§ **What is asked**
Produce a verbatim copy of the entries listed below.

■ ■ ■ ■

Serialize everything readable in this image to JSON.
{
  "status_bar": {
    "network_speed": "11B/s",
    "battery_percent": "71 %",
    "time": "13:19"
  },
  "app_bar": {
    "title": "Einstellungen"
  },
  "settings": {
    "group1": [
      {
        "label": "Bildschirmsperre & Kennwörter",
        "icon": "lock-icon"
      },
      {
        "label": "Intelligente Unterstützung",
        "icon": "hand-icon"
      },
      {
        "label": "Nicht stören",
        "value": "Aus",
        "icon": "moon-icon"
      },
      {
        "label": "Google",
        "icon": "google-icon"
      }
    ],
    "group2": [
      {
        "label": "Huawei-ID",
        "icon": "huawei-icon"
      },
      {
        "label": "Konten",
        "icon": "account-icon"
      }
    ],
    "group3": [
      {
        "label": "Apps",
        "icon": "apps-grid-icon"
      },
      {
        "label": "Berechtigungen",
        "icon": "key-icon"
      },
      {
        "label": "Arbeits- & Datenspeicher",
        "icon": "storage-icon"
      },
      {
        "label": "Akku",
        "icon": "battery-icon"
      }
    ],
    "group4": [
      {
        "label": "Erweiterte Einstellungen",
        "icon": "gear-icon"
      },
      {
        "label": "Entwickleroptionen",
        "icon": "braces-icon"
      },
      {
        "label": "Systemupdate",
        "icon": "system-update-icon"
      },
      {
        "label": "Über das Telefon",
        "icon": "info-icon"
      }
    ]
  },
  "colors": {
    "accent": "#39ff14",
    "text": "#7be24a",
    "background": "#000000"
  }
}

■ ■ ■ ■

§ **Exercise answer**
Serialize everything readable in this image to JSON.
{
  "status_bar": {
    "network_speed": "11B/s",
    "battery_percent": "71 %",
    "time": "13:19"
  },
  "app_bar": {
    "title": "Einstellungen"
  },
  "settings": {
    "group1": [
      {
        "label": "Bildschirmsperre & Kennwörter",
        "icon": "lock-icon"
      },
      {
        "label": "Intelligente Unterstützung",
        "icon": "hand-icon"
      },
      {
        "label": "Nicht stören",
        "value": "Aus",
        "icon": "moon-icon"
      },
      {
        "label": "Google",
        "icon": "google-icon"
      }
    ],
    "group2": [
      {
        "label": "Huawei-ID",
        "icon": "huawei-icon"
      },
      {
        "label": "Konten",
        "icon": "account-icon"
      }
    ],
    "group3": [
      {
        "label": "Apps",
        "icon": "apps-grid-icon"
      },
      {
        "label": "Berechtigungen",
        "icon": "key-icon"
      },
      {
        "label": "Arbeits- & Datenspeicher",
        "icon": "storage-icon"
      },
      {
        "label": "Akku",
        "icon": "battery-icon"
      }
    ],
    "group4": [
      {
        "label": "Erweiterte Einstellungen",
        "icon": "gear-icon"
      },
      {
        "label": "Entwickleroptionen",
        "icon": "braces-icon"
      },
      {
        "label": "Systemupdate",
        "icon": "system-update-icon"
      },
      {
        "label": "Über das Telefon",
        "icon": "info-icon"
      }
    ]
  },
  "colors": {
    "accent": "#39ff14",
    "text": "#7be24a",
    "background": "#000000"
  }
}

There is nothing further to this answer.